[Extracted data entries]
__________

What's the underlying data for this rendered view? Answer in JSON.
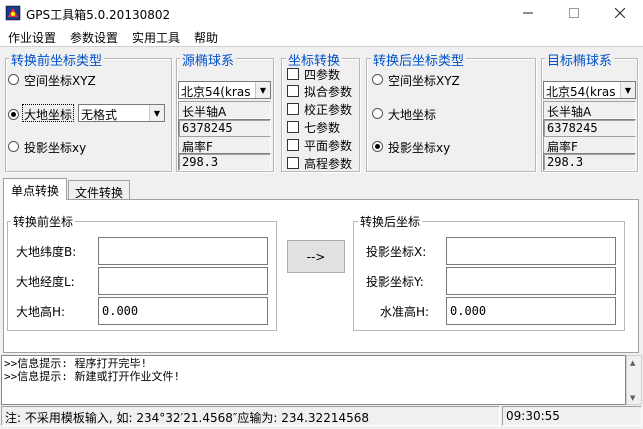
{
  "window": {
    "title": "GPS工具箱5.0.20130802"
  },
  "menu": [
    "作业设置",
    "参数设置",
    "实用工具",
    "帮助"
  ],
  "source_coord_type": {
    "title": "转换前坐标类型",
    "options": [
      "空间坐标XYZ",
      "大地坐标",
      "投影坐标xy"
    ],
    "selected": 1,
    "format_value": "无格式"
  },
  "source_ellipsoid": {
    "title": "源椭球系",
    "value": "北京54(kras",
    "semi_major_label": "长半轴A",
    "semi_major_value": "6378245",
    "flattening_label": "扁率F",
    "flattening_value": "298.3"
  },
  "coord_transform": {
    "title": "坐标转换",
    "options": [
      "四参数",
      "拟合参数",
      "校正参数",
      "七参数",
      "平面参数",
      "高程参数"
    ]
  },
  "target_coord_type": {
    "title": "转换后坐标类型",
    "options": [
      "空间坐标XYZ",
      "大地坐标",
      "投影坐标xy"
    ],
    "selected": 2
  },
  "target_ellipsoid": {
    "title": "目标椭球系",
    "value": "北京54(kras",
    "semi_major_label": "长半轴A",
    "semi_major_value": "6378245",
    "flattening_label": "扁率F",
    "flattening_value": "298.3"
  },
  "tabs": [
    "单点转换",
    "文件转换"
  ],
  "before": {
    "title": "转换前坐标",
    "fields": [
      {
        "label": "大地纬度B:",
        "value": ""
      },
      {
        "label": "大地经度L:",
        "value": ""
      },
      {
        "label": "大地高H:",
        "value": "0.000"
      }
    ]
  },
  "convert_button": "-->",
  "after": {
    "title": "转换后坐标",
    "fields": [
      {
        "label": "投影坐标X:",
        "value": ""
      },
      {
        "label": "投影坐标Y:",
        "value": ""
      },
      {
        "label": "水准高H:",
        "value": "0.000"
      }
    ]
  },
  "log": [
    ">>信息提示: 程序打开完毕!",
    ">>信息提示: 新建或打开作业文件!"
  ],
  "status": {
    "hint": "注: 不采用模板输入, 如: 234°32′21.4568″应输为: 234.32214568",
    "time": "09:30:55"
  }
}
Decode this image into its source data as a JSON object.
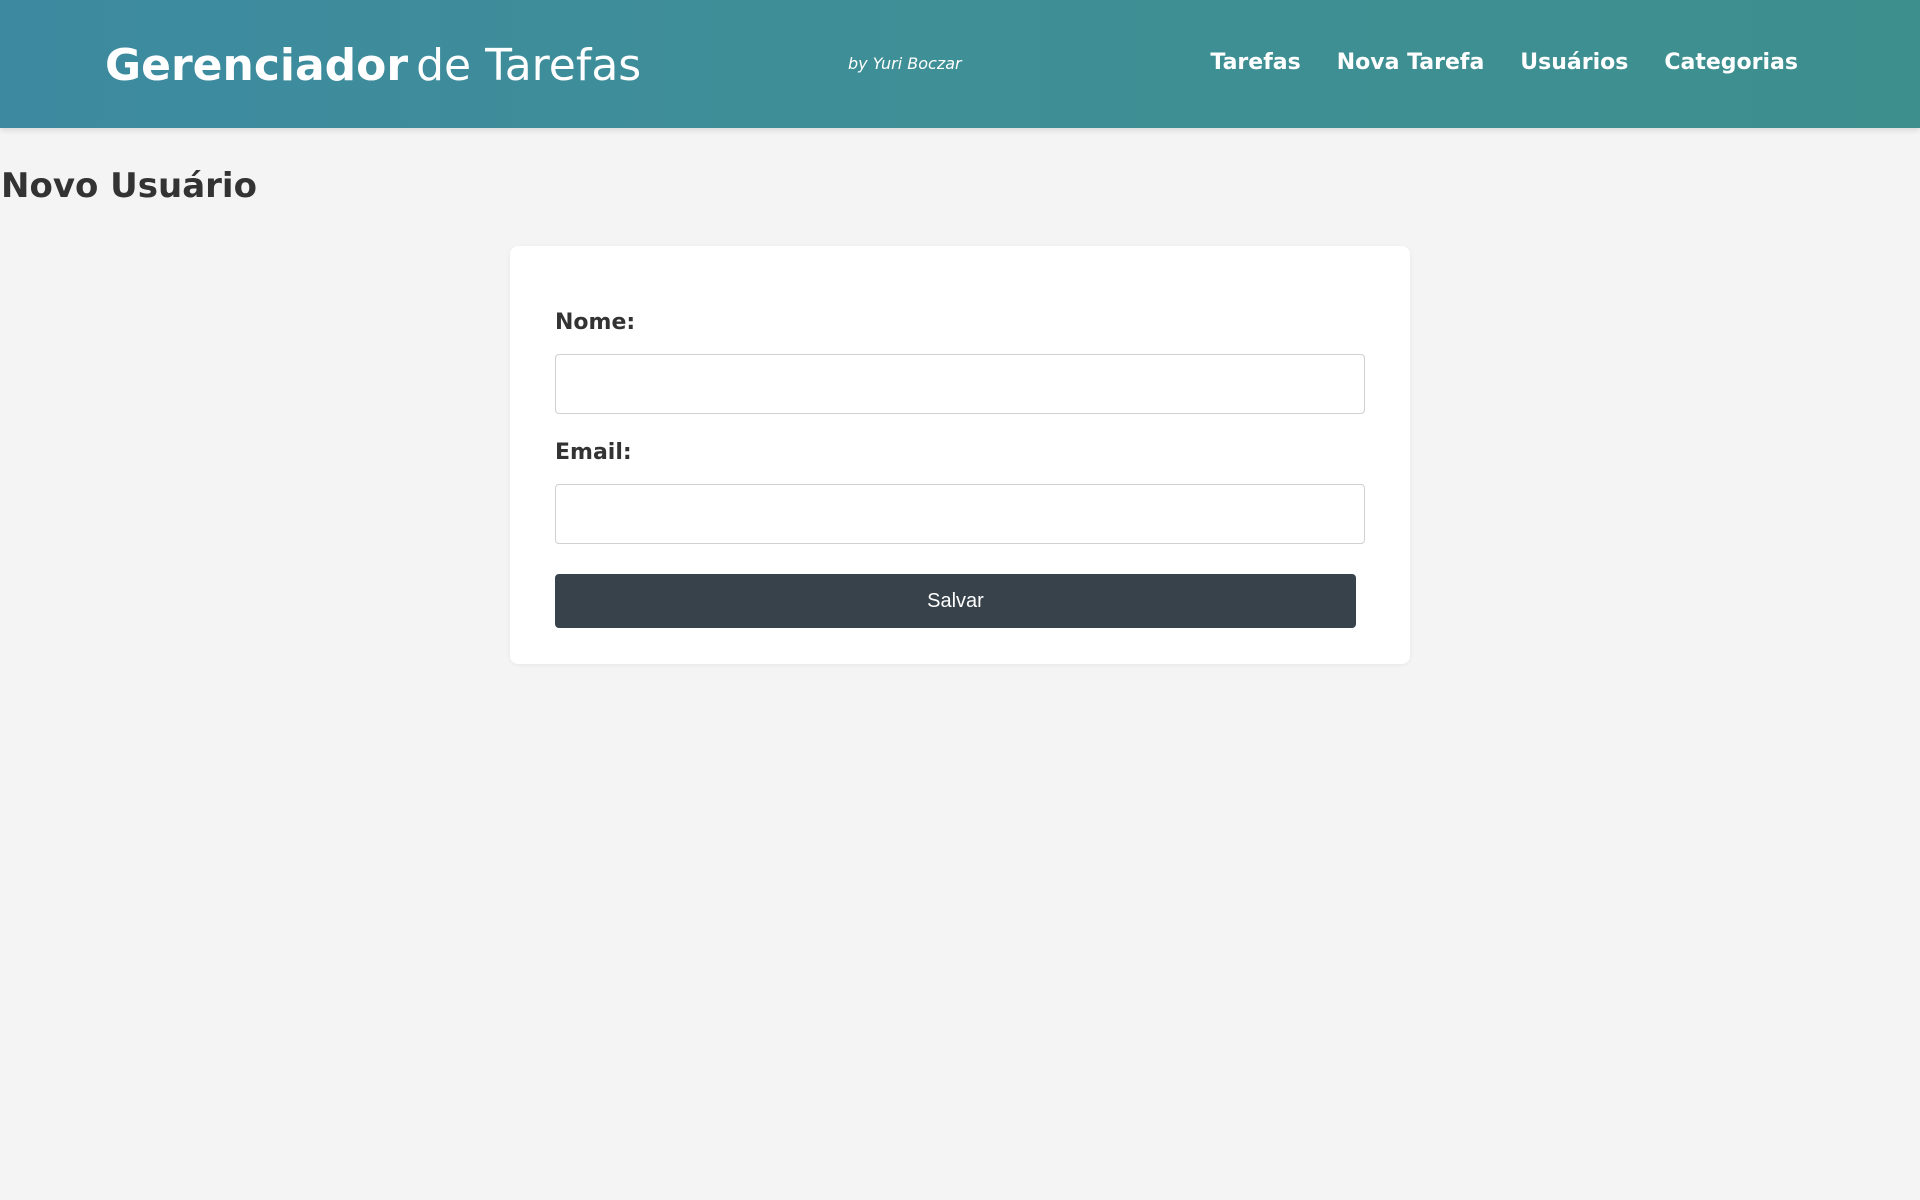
{
  "header": {
    "brand_bold": "Gerenciador",
    "brand_light": "de Tarefas",
    "byline": "by Yuri Boczar",
    "nav": [
      {
        "label": "Tarefas"
      },
      {
        "label": "Nova Tarefa"
      },
      {
        "label": "Usuários"
      },
      {
        "label": "Categorias"
      }
    ]
  },
  "page": {
    "title": "Novo Usuário"
  },
  "form": {
    "name_label": "Nome:",
    "name_value": "",
    "email_label": "Email:",
    "email_value": "",
    "save_label": "Salvar"
  },
  "colors": {
    "header_start": "#3d8aa0",
    "header_end": "#3d8f8e",
    "button": "#37424b",
    "background": "#f4f4f4"
  }
}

__________

▸ **The problem**:
All entries must be written out again exactly as given, with no pictures in the copy.

▸ **Correct output**:
What's the underlying data for this rendered view? Answer in JSON.
{
  "window": {
    "title": "GPS工具箱5.0.20130802"
  },
  "menu": [
    "作业设置",
    "参数设置",
    "实用工具",
    "帮助"
  ],
  "source_coord_type": {
    "title": "转换前坐标类型",
    "options": [
      "空间坐标XYZ",
      "大地坐标",
      "投影坐标xy"
    ],
    "selected": 1,
    "format_value": "无格式"
  },
  "source_ellipsoid": {
    "title": "源椭球系",
    "value": "北京54(kras",
    "semi_major_label": "长半轴A",
    "semi_major_value": "6378245",
    "flattening_label": "扁率F",
    "flattening_value": "298.3"
  },
  "coord_transform": {
    "title": "坐标转换",
    "options": [
      "四参数",
      "拟合参数",
      "校正参数",
      "七参数",
      "平面参数",
      "高程参数"
    ]
  },
  "target_coord_type": {
    "title": "转换后坐标类型",
    "options": [
      "空间坐标XYZ",
      "大地坐标",
      "投影坐标xy"
    ],
    "selected": 2
  },
  "target_ellipsoid": {
    "title": "目标椭球系",
    "value": "北京54(kras",
    "semi_major_label": "长半轴A",
    "semi_major_value": "6378245",
    "flattening_label": "扁率F",
    "flattening_value": "298.3"
  },
  "tabs": [
    "单点转换",
    "文件转换"
  ],
  "before": {
    "title": "转换前坐标",
    "fields": [
      {
        "label": "大地纬度B:",
        "value": ""
      },
      {
        "label": "大地经度L:",
        "value": ""
      },
      {
        "label": "大地高H:",
        "value": "0.000"
      }
    ]
  },
  "convert_button": "-->",
  "after": {
    "title": "转换后坐标",
    "fields": [
      {
        "label": "投影坐标X:",
        "value": ""
      },
      {
        "label": "投影坐标Y:",
        "value": ""
      },
      {
        "label": "水准高H:",
        "value": "0.000"
      }
    ]
  },
  "log": [
    ">>信息提示: 程序打开完毕!",
    ">>信息提示: 新建或打开作业文件!"
  ],
  "status": {
    "hint": "注: 不采用模板输入, 如: 234°32′21.4568″应输为: 234.32214568",
    "time": "09:30:55"
  }
}
Decode this image into its source data as a JSON object.
{
  "header": {
    "brand_bold": "Gerenciador",
    "brand_light": "de Tarefas",
    "byline": "by Yuri Boczar",
    "nav": [
      {
        "label": "Tarefas"
      },
      {
        "label": "Nova Tarefa"
      },
      {
        "label": "Usuários"
      },
      {
        "label": "Categorias"
      }
    ]
  },
  "page": {
    "title": "Novo Usuário"
  },
  "form": {
    "name_label": "Nome:",
    "name_value": "",
    "email_label": "Email:",
    "email_value": "",
    "save_label": "Salvar"
  },
  "colors": {
    "header_start": "#3d8aa0",
    "header_end": "#3d8f8e",
    "button": "#37424b",
    "background": "#f4f4f4"
  }
}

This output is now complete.